PROBLEM TO SOLVE. Show only lines that include "以班级为单位".

===== DATA FOR THIS TASK =====

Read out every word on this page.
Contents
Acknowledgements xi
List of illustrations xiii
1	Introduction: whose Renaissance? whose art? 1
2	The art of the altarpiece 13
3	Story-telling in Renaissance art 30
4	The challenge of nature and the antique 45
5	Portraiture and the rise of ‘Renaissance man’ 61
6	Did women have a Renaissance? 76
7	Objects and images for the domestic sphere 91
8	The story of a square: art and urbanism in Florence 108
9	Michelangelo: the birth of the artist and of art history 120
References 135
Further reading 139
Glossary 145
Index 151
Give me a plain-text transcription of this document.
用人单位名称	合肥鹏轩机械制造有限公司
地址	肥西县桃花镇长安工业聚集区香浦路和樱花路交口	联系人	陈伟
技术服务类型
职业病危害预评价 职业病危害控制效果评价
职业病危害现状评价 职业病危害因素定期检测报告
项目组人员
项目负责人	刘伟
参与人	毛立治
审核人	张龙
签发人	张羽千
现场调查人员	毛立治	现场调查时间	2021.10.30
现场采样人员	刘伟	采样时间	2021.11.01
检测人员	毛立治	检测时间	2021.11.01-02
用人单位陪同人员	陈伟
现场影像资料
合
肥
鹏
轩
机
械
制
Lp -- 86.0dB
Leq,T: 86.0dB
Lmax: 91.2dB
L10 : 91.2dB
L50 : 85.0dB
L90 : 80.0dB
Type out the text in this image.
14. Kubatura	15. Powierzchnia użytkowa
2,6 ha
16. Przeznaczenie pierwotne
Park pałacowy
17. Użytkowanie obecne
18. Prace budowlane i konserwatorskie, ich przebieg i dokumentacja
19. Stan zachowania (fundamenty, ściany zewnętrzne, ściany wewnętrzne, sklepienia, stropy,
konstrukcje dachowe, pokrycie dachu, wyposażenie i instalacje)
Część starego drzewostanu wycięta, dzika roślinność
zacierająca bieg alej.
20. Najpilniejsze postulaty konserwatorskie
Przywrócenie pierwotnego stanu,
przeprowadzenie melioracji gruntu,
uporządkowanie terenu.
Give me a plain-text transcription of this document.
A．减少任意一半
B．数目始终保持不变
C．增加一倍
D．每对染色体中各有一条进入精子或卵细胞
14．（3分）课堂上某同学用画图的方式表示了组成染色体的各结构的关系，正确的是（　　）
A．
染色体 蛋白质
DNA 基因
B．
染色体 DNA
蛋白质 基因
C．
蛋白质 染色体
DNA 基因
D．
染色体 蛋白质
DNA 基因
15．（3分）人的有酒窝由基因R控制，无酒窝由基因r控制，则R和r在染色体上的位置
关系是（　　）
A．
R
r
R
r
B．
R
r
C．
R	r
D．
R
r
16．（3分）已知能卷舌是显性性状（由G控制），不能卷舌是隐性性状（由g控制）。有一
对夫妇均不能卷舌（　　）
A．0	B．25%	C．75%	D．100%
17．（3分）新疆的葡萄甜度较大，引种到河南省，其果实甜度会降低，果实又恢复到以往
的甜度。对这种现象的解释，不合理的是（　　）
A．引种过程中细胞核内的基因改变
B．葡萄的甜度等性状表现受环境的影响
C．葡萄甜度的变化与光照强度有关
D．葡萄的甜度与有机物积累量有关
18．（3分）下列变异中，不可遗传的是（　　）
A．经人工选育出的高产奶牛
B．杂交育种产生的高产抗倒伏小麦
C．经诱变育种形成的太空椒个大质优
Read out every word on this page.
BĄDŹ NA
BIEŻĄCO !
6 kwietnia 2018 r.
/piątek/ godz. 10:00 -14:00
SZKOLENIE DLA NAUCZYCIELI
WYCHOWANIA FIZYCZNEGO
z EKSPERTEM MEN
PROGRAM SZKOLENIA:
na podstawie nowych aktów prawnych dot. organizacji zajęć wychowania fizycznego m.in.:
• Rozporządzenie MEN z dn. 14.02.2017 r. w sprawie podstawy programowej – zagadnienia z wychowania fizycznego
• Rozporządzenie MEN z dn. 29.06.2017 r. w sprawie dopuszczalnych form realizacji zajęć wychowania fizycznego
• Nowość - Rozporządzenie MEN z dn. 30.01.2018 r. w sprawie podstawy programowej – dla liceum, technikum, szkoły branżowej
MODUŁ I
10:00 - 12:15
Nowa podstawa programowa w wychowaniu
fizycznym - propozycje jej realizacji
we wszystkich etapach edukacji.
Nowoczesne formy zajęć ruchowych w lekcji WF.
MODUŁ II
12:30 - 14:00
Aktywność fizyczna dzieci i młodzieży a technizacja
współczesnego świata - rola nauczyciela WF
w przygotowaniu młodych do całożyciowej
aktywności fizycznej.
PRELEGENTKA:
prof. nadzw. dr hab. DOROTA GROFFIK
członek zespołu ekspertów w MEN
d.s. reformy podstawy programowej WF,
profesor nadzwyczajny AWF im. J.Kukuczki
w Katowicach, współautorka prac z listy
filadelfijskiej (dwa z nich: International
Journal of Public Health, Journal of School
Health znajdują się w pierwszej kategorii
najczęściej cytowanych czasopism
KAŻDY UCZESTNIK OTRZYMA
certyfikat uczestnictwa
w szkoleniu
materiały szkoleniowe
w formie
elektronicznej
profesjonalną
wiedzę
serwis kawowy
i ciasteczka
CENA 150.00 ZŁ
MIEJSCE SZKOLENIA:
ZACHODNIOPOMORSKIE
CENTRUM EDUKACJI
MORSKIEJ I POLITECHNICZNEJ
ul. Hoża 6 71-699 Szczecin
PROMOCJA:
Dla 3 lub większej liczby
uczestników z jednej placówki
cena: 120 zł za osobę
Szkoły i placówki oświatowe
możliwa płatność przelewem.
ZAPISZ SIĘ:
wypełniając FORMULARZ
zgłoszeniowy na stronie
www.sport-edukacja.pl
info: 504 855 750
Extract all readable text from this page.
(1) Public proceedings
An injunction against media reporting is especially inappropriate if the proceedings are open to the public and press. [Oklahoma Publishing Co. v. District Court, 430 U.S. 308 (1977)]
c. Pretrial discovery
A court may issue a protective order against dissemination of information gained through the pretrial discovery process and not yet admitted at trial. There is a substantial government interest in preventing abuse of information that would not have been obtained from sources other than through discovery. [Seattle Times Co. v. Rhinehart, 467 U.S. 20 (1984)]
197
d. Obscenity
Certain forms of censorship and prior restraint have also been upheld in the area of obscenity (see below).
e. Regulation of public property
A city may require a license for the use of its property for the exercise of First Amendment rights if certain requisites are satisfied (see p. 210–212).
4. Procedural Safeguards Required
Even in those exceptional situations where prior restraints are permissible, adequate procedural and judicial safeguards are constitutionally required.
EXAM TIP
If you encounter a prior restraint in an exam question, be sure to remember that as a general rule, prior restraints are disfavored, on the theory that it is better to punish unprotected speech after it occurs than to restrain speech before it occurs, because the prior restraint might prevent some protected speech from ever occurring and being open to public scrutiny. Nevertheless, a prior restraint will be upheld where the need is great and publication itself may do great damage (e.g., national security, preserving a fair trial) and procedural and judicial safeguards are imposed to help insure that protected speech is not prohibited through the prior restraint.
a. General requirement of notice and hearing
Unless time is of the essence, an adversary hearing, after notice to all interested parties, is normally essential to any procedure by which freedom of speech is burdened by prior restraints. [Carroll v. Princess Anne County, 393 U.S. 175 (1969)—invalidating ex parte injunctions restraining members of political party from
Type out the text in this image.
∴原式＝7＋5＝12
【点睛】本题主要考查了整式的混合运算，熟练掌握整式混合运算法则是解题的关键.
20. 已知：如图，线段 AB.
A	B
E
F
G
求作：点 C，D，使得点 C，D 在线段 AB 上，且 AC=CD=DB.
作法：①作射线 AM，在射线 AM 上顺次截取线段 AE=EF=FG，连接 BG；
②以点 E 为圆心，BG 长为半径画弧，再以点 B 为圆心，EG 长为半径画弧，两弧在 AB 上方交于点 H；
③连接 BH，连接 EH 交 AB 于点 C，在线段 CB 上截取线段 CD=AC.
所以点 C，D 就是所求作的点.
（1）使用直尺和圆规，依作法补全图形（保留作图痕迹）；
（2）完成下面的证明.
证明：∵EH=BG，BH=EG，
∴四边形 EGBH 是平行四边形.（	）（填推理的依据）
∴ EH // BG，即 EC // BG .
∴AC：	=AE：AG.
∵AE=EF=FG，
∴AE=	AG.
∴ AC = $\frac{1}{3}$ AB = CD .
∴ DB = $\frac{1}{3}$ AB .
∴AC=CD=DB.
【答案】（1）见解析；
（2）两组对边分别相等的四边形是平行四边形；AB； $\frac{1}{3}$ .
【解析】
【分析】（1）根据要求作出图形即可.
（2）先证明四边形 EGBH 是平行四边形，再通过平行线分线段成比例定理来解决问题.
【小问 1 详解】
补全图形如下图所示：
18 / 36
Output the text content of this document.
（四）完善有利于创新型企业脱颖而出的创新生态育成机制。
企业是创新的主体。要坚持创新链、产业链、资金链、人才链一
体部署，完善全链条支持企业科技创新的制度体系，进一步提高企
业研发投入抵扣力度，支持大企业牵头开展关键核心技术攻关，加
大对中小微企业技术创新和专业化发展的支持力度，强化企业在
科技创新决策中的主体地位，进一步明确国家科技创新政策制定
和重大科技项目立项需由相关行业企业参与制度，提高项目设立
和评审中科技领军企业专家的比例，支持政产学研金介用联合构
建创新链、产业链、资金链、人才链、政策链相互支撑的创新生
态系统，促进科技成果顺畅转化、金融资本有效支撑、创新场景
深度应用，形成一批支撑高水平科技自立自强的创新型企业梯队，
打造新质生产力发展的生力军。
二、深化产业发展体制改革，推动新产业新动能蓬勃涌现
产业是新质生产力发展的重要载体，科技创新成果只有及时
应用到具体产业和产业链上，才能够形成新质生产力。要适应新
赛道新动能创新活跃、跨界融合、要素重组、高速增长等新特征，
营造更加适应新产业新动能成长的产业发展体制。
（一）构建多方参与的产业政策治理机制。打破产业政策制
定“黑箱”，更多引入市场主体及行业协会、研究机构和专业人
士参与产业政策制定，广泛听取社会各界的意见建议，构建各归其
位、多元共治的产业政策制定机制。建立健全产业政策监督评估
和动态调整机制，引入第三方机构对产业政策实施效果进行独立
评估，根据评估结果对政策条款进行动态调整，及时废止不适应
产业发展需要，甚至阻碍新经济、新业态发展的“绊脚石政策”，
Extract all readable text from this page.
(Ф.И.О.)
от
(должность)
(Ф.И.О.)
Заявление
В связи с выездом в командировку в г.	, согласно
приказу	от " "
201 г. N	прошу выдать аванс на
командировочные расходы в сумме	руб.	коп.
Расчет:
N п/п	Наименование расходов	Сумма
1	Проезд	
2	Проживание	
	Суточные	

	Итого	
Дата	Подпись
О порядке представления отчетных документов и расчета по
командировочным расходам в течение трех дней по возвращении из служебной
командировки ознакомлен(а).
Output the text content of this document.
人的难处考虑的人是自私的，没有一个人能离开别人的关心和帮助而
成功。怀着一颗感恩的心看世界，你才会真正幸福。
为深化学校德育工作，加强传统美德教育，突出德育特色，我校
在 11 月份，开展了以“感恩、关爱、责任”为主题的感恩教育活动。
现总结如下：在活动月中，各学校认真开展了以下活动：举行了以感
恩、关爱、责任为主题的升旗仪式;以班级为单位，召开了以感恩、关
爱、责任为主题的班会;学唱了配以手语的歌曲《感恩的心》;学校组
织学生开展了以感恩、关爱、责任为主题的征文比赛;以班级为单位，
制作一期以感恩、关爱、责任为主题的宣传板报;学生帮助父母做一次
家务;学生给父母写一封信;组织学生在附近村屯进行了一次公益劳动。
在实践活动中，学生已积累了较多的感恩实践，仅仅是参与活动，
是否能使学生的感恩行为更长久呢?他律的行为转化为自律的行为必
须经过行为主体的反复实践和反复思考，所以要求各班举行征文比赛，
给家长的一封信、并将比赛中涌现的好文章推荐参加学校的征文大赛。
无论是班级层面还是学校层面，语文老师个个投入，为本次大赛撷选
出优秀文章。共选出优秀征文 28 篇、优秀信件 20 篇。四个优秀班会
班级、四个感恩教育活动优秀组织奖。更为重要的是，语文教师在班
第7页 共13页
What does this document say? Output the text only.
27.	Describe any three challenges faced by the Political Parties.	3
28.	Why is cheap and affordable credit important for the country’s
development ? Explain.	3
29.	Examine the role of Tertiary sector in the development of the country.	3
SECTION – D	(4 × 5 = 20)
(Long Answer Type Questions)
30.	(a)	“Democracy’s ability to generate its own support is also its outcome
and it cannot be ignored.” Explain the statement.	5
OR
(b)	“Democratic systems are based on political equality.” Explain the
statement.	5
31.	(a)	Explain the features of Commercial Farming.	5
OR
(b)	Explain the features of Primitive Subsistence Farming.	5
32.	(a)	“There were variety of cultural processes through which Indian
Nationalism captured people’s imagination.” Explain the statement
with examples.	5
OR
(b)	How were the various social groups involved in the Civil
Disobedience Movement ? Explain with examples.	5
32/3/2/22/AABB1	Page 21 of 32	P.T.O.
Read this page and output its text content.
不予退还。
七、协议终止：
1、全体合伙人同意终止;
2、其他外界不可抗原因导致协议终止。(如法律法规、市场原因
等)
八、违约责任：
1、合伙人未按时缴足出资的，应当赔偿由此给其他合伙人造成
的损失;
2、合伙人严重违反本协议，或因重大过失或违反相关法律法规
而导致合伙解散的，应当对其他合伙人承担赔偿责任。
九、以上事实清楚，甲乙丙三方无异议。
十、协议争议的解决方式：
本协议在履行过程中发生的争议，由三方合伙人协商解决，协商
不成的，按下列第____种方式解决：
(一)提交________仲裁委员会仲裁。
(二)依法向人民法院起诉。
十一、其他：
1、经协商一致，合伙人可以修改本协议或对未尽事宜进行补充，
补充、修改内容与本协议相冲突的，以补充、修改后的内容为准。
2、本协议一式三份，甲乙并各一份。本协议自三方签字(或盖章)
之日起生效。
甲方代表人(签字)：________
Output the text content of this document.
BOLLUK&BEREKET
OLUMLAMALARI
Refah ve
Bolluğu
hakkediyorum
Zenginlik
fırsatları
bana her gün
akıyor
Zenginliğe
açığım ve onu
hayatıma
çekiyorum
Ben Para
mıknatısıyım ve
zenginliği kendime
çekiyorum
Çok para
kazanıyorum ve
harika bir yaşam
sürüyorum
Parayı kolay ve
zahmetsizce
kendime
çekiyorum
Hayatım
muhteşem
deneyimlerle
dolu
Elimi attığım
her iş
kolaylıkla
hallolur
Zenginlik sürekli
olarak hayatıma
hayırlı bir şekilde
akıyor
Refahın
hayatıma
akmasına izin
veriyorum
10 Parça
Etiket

=====

EXPECTED ANSWER.
恩、关爱、责任为主题的升旗仪式;以班级为单位，召开了以感恩、关
织学生开展了以感恩、关爱、责任为主题的征文比赛;以班级为单位，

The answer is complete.